Dataset listings of figures:
(begin)
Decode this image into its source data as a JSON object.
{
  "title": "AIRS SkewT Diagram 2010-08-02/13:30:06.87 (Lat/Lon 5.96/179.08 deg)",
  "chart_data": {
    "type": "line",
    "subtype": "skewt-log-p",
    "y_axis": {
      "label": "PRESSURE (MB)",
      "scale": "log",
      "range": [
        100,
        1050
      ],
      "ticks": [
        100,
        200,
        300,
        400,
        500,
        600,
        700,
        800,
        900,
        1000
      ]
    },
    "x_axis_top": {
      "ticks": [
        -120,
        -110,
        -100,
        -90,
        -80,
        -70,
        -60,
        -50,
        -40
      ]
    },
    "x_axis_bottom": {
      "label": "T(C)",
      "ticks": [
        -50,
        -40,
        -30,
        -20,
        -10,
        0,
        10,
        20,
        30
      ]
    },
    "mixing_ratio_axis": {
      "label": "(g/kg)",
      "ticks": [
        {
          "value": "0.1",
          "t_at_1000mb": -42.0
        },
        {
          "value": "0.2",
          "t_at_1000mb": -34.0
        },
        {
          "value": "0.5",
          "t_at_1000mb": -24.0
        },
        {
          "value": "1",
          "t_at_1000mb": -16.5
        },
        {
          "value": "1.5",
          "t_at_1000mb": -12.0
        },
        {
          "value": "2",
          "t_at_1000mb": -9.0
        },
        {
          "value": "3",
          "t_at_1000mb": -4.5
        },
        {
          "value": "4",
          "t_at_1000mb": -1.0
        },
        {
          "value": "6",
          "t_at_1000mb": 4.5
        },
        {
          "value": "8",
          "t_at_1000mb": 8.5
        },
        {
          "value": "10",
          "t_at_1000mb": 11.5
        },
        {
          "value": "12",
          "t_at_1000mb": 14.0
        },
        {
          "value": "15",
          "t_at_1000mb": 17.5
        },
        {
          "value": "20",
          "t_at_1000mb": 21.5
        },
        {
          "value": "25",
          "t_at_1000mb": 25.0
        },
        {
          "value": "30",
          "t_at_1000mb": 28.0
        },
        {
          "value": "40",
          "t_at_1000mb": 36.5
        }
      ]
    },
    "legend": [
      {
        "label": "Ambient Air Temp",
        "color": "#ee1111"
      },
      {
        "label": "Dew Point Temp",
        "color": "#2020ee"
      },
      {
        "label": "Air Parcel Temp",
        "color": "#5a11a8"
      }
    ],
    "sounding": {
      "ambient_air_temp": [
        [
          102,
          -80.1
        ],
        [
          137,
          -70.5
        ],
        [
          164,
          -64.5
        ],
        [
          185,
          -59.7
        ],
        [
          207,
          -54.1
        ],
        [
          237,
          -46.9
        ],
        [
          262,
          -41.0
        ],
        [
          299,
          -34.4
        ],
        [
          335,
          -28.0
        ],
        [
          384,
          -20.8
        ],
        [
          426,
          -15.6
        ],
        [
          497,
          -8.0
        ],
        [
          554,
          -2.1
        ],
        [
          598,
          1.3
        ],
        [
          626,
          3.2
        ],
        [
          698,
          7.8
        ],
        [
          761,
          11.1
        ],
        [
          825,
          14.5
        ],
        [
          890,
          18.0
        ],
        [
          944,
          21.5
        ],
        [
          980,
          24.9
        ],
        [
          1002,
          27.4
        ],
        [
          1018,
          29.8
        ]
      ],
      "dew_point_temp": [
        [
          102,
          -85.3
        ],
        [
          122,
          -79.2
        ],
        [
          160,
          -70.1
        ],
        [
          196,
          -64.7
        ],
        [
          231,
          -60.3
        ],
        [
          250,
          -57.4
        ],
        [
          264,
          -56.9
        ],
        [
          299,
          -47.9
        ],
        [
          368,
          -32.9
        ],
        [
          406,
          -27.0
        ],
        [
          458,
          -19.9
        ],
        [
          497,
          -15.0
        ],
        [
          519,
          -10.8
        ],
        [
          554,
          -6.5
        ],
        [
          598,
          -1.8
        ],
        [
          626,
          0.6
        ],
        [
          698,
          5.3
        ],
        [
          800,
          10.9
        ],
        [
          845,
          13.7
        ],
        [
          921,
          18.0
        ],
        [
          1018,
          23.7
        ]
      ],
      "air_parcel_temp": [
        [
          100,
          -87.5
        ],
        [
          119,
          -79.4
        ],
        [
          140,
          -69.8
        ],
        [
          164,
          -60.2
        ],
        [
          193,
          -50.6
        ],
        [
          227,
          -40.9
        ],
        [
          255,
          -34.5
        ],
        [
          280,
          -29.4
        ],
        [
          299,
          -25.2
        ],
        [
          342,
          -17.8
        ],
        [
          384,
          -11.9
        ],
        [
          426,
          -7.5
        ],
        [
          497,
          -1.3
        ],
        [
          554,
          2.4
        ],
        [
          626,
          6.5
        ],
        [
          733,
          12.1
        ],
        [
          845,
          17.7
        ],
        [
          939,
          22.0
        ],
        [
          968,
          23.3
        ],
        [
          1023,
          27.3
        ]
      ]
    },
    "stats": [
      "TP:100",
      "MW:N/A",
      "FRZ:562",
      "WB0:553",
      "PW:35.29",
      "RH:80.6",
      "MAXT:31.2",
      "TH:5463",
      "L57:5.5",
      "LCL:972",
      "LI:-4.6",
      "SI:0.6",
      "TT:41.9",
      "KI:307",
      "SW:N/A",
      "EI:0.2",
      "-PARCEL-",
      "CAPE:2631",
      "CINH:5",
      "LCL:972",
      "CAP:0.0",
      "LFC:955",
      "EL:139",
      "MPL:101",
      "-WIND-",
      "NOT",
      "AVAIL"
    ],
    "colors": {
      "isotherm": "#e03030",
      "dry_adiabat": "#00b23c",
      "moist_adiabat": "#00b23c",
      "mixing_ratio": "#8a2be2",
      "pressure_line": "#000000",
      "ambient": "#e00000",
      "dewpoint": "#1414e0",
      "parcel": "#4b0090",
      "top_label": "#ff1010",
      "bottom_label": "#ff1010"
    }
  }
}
(end)
### The request:
Output every record above exactly as it appears.

### Output of the exercise:
Decode this image into its source data as a JSON object.
{
  "title": "AIRS SkewT Diagram 2010-08-02/13:30:06.87 (Lat/Lon 5.96/179.08 deg)",
  "chart_data": {
    "type": "line",
    "subtype": "skewt-log-p",
    "y_axis": {
      "label": "PRESSURE (MB)",
      "scale": "log",
      "range": [
        100,
        1050
      ],
      "ticks": [
        100,
        200,
        300,
        400,
        500,
        600,
        700,
        800,
        900,
        1000
      ]
    },
    "x_axis_top": {
      "ticks": [
        -120,
        -110,
        -100,
        -90,
        -80,
        -70,
        -60,
        -50,
        -40
      ]
    },
    "x_axis_bottom": {
      "label": "T(C)",
      "ticks": [
        -50,
        -40,
        -30,
        -20,
        -10,
        0,
        10,
        20,
        30
      ]
    },
    "mixing_ratio_axis": {
      "label": "(g/kg)",
      "ticks": [
        {
          "value": "0.1",
          "t_at_1000mb": -42.0
        },
        {
          "value": "0.2",
          "t_at_1000mb": -34.0
        },
        {
          "value": "0.5",
          "t_at_1000mb": -24.0
        },
        {
          "value": "1",
          "t_at_1000mb": -16.5
        },
        {
          "value": "1.5",
          "t_at_1000mb": -12.0
        },
        {
          "value": "2",
          "t_at_1000mb": -9.0
        },
        {
          "value": "3",
          "t_at_1000mb": -4.5
        },
        {
          "value": "4",
          "t_at_1000mb": -1.0
        },
        {
          "value": "6",
          "t_at_1000mb": 4.5
        },
        {
          "value": "8",
          "t_at_1000mb": 8.5
        },
        {
          "value": "10",
          "t_at_1000mb": 11.5
        },
        {
          "value": "12",
          "t_at_1000mb": 14.0
        },
        {
          "value": "15",
          "t_at_1000mb": 17.5
        },
        {
          "value": "20",
          "t_at_1000mb": 21.5
        },
        {
          "value": "25",
          "t_at_1000mb": 25.0
        },
        {
          "value": "30",
          "t_at_1000mb": 28.0
        },
        {
          "value": "40",
          "t_at_1000mb": 36.5
        }
      ]
    },
    "legend": [
      {
        "label": "Ambient Air Temp",
        "color": "#ee1111"
      },
      {
        "label": "Dew Point Temp",
        "color": "#2020ee"
      },
      {
        "label": "Air Parcel Temp",
        "color": "#5a11a8"
      }
    ],
    "sounding": {
      "ambient_air_temp": [
        [
          102,
          -80.1
        ],
        [
          137,
          -70.5
        ],
        [
          164,
          -64.5
        ],
        [
          185,
          -59.7
        ],
        [
          207,
          -54.1
        ],
        [
          237,
          -46.9
        ],
        [
          262,
          -41.0
        ],
        [
          299,
          -34.4
        ],
        [
          335,
          -28.0
        ],
        [
          384,
          -20.8
        ],
        [
          426,
          -15.6
        ],
        [
          497,
          -8.0
        ],
        [
          554,
          -2.1
        ],
        [
          598,
          1.3
        ],
        [
          626,
          3.2
        ],
        [
          698,
          7.8
        ],
        [
          761,
          11.1
        ],
        [
          825,
          14.5
        ],
        [
          890,
          18.0
        ],
        [
          944,
          21.5
        ],
        [
          980,
          24.9
        ],
        [
          1002,
          27.4
        ],
        [
          1018,
          29.8
        ]
      ],
      "dew_point_temp": [
        [
          102,
          -85.3
        ],
        [
          122,
          -79.2
        ],
        [
          160,
          -70.1
        ],
        [
          196,
          -64.7
        ],
        [
          231,
          -60.3
        ],
        [
          250,
          -57.4
        ],
        [
          264,
          -56.9
        ],
        [
          299,
          -47.9
        ],
        [
          368,
          -32.9
        ],
        [
          406,
          -27.0
        ],
        [
          458,
          -19.9
        ],
        [
          497,
          -15.0
        ],
        [
          519,
          -10.8
        ],
        [
          554,
          -6.5
        ],
        [
          598,
          -1.8
        ],
        [
          626,
          0.6
        ],
        [
          698,
          5.3
        ],
        [
          800,
          10.9
        ],
        [
          845,
          13.7
        ],
        [
          921,
          18.0
        ],
        [
          1018,
          23.7
        ]
      ],
      "air_parcel_temp": [
        [
          100,
          -87.5
        ],
        [
          119,
          -79.4
        ],
        [
          140,
          -69.8
        ],
        [
          164,
          -60.2
        ],
        [
          193,
          -50.6
        ],
        [
          227,
          -40.9
        ],
        [
          255,
          -34.5
        ],
        [
          280,
          -29.4
        ],
        [
          299,
          -25.2
        ],
        [
          342,
          -17.8
        ],
        [
          384,
          -11.9
        ],
        [
          426,
          -7.5
        ],
        [
          497,
          -1.3
        ],
        [
          554,
          2.4
        ],
        [
          626,
          6.5
        ],
        [
          733,
          12.1
        ],
        [
          845,
          17.7
        ],
        [
          939,
          22.0
        ],
        [
          968,
          23.3
        ],
        [
          1023,
          27.3
        ]
      ]
    },
    "stats": [
      "TP:100",
      "MW:N/A",
      "FRZ:562",
      "WB0:553",
      "PW:35.29",
      "RH:80.6",
      "MAXT:31.2",
      "TH:5463",
      "L57:5.5",
      "LCL:972",
      "LI:-4.6",
      "SI:0.6",
      "TT:41.9",
      "KI:307",
      "SW:N/A",
      "EI:0.2",
      "-PARCEL-",
      "CAPE:2631",
      "CINH:5",
      "LCL:972",
      "CAP:0.0",
      "LFC:955",
      "EL:139",
      "MPL:101",
      "-WIND-",
      "NOT",
      "AVAIL"
    ],
    "colors": {
      "isotherm": "#e03030",
      "dry_adiabat": "#00b23c",
      "moist_adiabat": "#00b23c",
      "mixing_ratio": "#8a2be2",
      "pressure_line": "#000000",
      "ambient": "#e00000",
      "dewpoint": "#1414e0",
      "parcel": "#4b0090",
      "top_label": "#ff1010",
      "bottom_label": "#ff1010"
    }
  }
}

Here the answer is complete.